### AIM
Type out the data exactly as given. Skip any image.
BEGIN PROVIDED MATERIAL
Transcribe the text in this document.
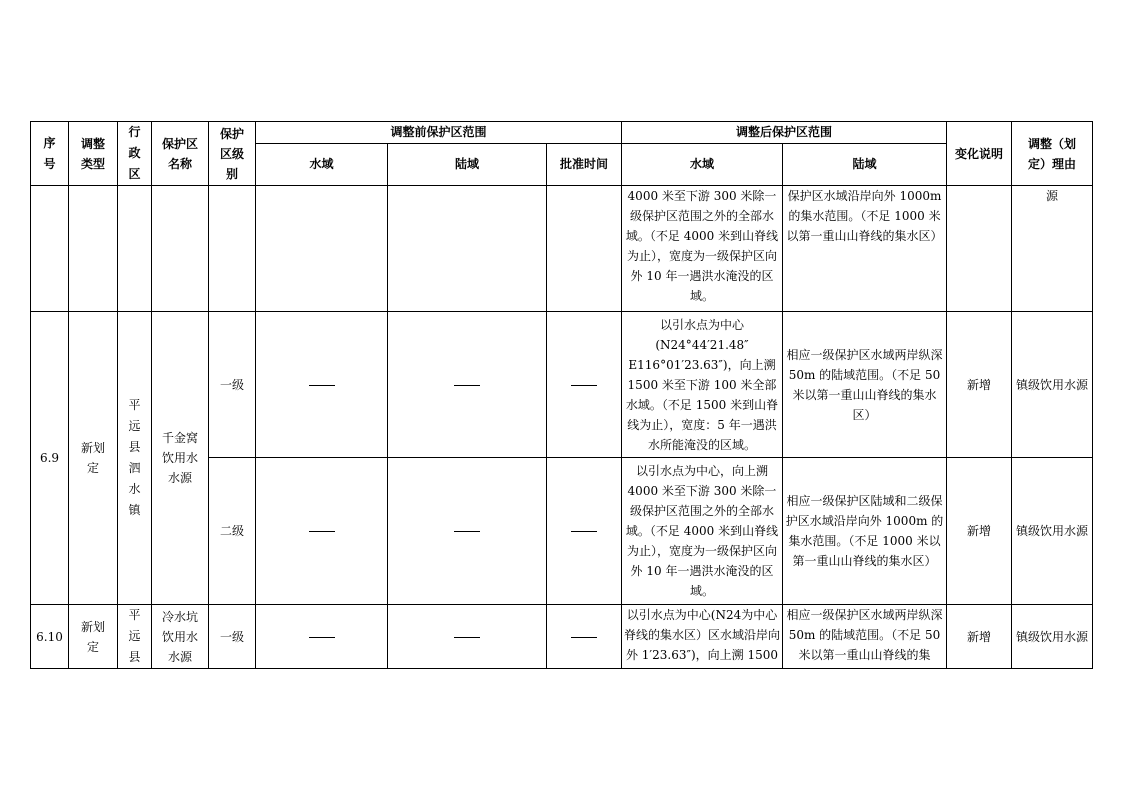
序号	调整类型	行政区	保护区名称	保护区级别	调整前保护区范围			调整后保护区范围		变化说明	调整（划定）理由
					水域	陆域	批准时间	水域	陆域		
								4000 米至下游 300 米除一级保护区范围之外的全部水域。（不足 4000 米到山脊线为止），宽度为一级保护区向外 10 年一遇洪水淹没的区域。	保护区水域沿岸向外 1000m 的集水范围。（不足 1000 米以第一重山山脊线的集水区）		源
6.9	新划定	平远县泗水镇	千金窝饮用水水源	一级				以引水点为中心(N24°44′21.48″ E116°01′23.63″)，向上溯 1500 米至下游 100 米全部水域。（不足 1500 米到山脊线为止），宽度：5 年一遇洪水所能淹没的区域。	相应一级保护区水域两岸纵深 50m 的陆域范围。（不足 50 米以第一重山山脊线的集水区）	新增	镇级饮用水源
				二级				以引水点为中心，向上溯 4000 米至下游 300 米除一级保护区范围之外的全部水域。（不足 4000 米到山脊线为止），宽度为一级保护区向外 10 年一遇洪水淹没的区域。	相应一级保护区陆域和二级保护区水域沿岸向外 1000m 的集水范围。（不足 1000 米以第一重山山脊线的集水区）	新增	镇级饮用水源
6.10	新划定	平远县	冷水坑饮用水水源	一级				以引水点为中心(N24为中心脊线的集水区）区水域沿岸向外 1′23.63″)，向上溯 1500	相应一级保护区水域两岸纵深 50m 的陆域范围。（不足 50 米以第一重山山脊线的集	新增	镇级饮用水源
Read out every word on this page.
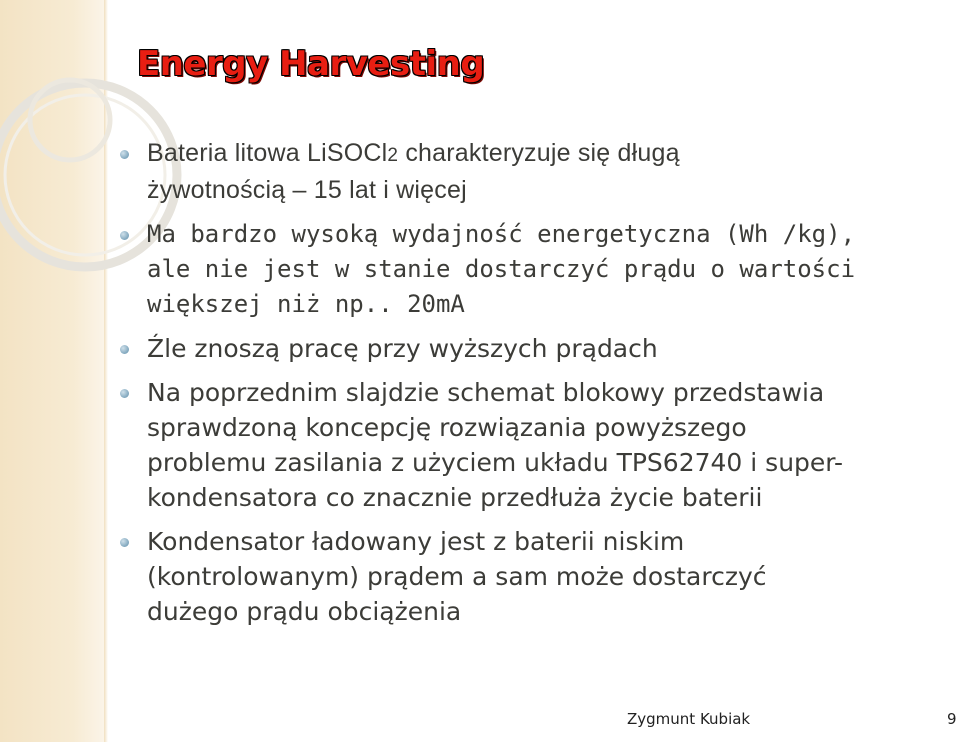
Energy Harvesting
Bateria litowa LiSOCl2 charakteryzuje się długą
żywotnością – 15 lat i więcej
Ma bardzo wysoką wydajność energetyczna (Wh /kg),
ale nie jest w stanie dostarczyć prądu o wartości
większej niż np.. 20mA
Źle znoszą pracę przy wyższych prądach
Na poprzednim slajdzie schemat blokowy przedstawia
sprawdzoną koncepcję rozwiązania powyższego
problemu zasilania z użyciem układu TPS62740 i super-
kondensatora co znacznie przedłuża życie baterii
Kondensator ładowany jest z baterii niskim
(kontrolowanym) prądem a sam może dostarczyć
dużego prądu obciążenia
Zygmunt Kubiak	9
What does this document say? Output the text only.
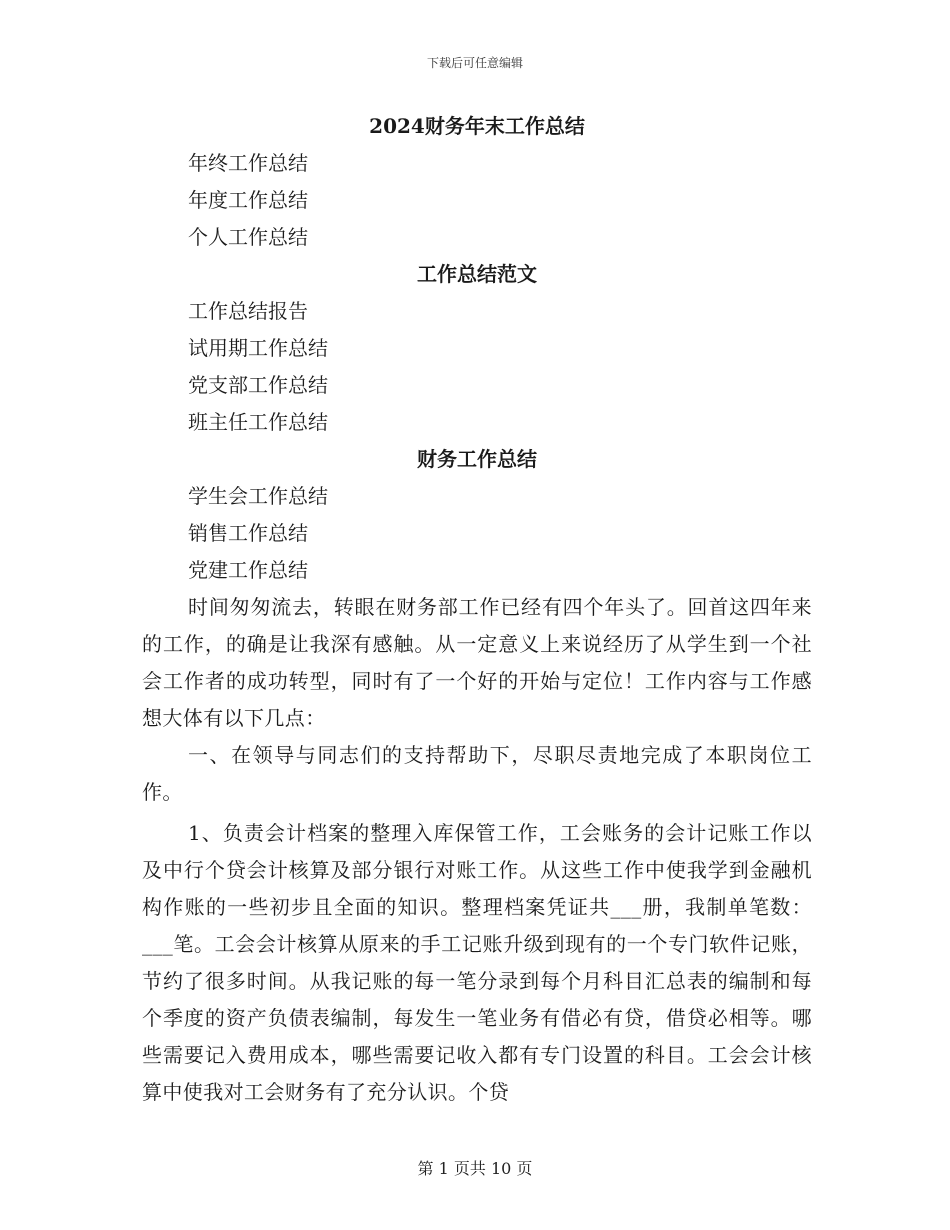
下载后可任意编辑
2024财务年末工作总结
年终工作总结
年度工作总结
个人工作总结
工作总结范文
工作总结报告
试用期工作总结
党支部工作总结
班主任工作总结
财务工作总结
学生会工作总结
销售工作总结
党建工作总结

时间匆匆流去，转眼在财务部工作已经有四个年头了。回首这四年来的工作，的确是让我深有感触。从一定意义上来说经历了从学生到一个社会工作者的成功转型，同时有了一个好的开始与定位！工作内容与工作感想大体有以下几点：

一、在领导与同志们的支持帮助下，尽职尽责地完成了本职岗位工作。

1、负责会计档案的整理入库保管工作，工会账务的会计记账工作以及中行个贷会计核算及部分银行对账工作。从这些工作中使我学到金融机构作账的一些初步且全面的知识。整理档案凭证共___册，我制单笔数：___笔。工会会计核算从原来的手工记账升级到现有的一个专门软件记账，节约了很多时间。从我记账的每一笔分录到每个月科目汇总表的编制和每个季度的资产负债表编制，每发生一笔业务有借必有贷，借贷必相等。哪些需要记入费用成本，哪些需要记收入都有专门设置的科目。工会会计核算中使我对工会财务有了充分认识。个贷

第 1 页共 10 页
END PROVIDED MATERIAL
### TASK ANSWER
Transcribe the text in this document.
序号	调整类型	行政区	保护区名称	保护区级别	调整前保护区范围			调整后保护区范围		变化说明	调整（划定）理由
					水域	陆域	批准时间	水域	陆域		
								4000 米至下游 300 米除一级保护区范围之外的全部水域。（不足 4000 米到山脊线为止），宽度为一级保护区向外 10 年一遇洪水淹没的区域。	保护区水域沿岸向外 1000m 的集水范围。（不足 1000 米以第一重山山脊线的集水区）		源
6.9	新划定	平远县泗水镇	千金窝饮用水水源	一级				以引水点为中心(N24°44′21.48″ E116°01′23.63″)，向上溯 1500 米至下游 100 米全部水域。（不足 1500 米到山脊线为止），宽度：5 年一遇洪水所能淹没的区域。	相应一级保护区水域两岸纵深 50m 的陆域范围。（不足 50 米以第一重山山脊线的集水区）	新增	镇级饮用水源
				二级				以引水点为中心，向上溯 4000 米至下游 300 米除一级保护区范围之外的全部水域。（不足 4000 米到山脊线为止），宽度为一级保护区向外 10 年一遇洪水淹没的区域。	相应一级保护区陆域和二级保护区水域沿岸向外 1000m 的集水范围。（不足 1000 米以第一重山山脊线的集水区）	新增	镇级饮用水源
6.10	新划定	平远县	冷水坑饮用水水源	一级				以引水点为中心(N24为中心脊线的集水区）区水域沿岸向外 1′23.63″)，向上溯 1500	相应一级保护区水域两岸纵深 50m 的陆域范围。（不足 50 米以第一重山山脊线的集	新增	镇级饮用水源
Read out every word on this page.
Energy Harvesting
Bateria litowa LiSOCl2 charakteryzuje się długą
żywotnością – 15 lat i więcej
Ma bardzo wysoką wydajność energetyczna (Wh /kg),
ale nie jest w stanie dostarczyć prądu o wartości
większej niż np.. 20mA
Źle znoszą pracę przy wyższych prądach
Na poprzednim slajdzie schemat blokowy przedstawia
sprawdzoną koncepcję rozwiązania powyższego
problemu zasilania z użyciem układu TPS62740 i super-
kondensatora co znacznie przedłuża życie baterii
Kondensator ładowany jest z baterii niskim
(kontrolowanym) prądem a sam może dostarczyć
dużego prądu obciążenia
Zygmunt Kubiak	9
What does this document say? Output the text only.
下载后可任意编辑
2024财务年末工作总结
年终工作总结
年度工作总结
个人工作总结
工作总结范文
工作总结报告
试用期工作总结
党支部工作总结
班主任工作总结
财务工作总结
学生会工作总结
销售工作总结
党建工作总结

时间匆匆流去，转眼在财务部工作已经有四个年头了。回首这四年来的工作，的确是让我深有感触。从一定意义上来说经历了从学生到一个社会工作者的成功转型，同时有了一个好的开始与定位！工作内容与工作感想大体有以下几点：

一、在领导与同志们的支持帮助下，尽职尽责地完成了本职岗位工作。

1、负责会计档案的整理入库保管工作，工会账务的会计记账工作以及中行个贷会计核算及部分银行对账工作。从这些工作中使我学到金融机构作账的一些初步且全面的知识。整理档案凭证共___册，我制单笔数：___笔。工会会计核算从原来的手工记账升级到现有的一个专门软件记账，节约了很多时间。从我记账的每一笔分录到每个月科目汇总表的编制和每个季度的资产负债表编制，每发生一笔业务有借必有贷，借贷必相等。哪些需要记入费用成本，哪些需要记收入都有专门设置的科目。工会会计核算中使我对工会财务有了充分认识。个贷

第 1 页共 10 页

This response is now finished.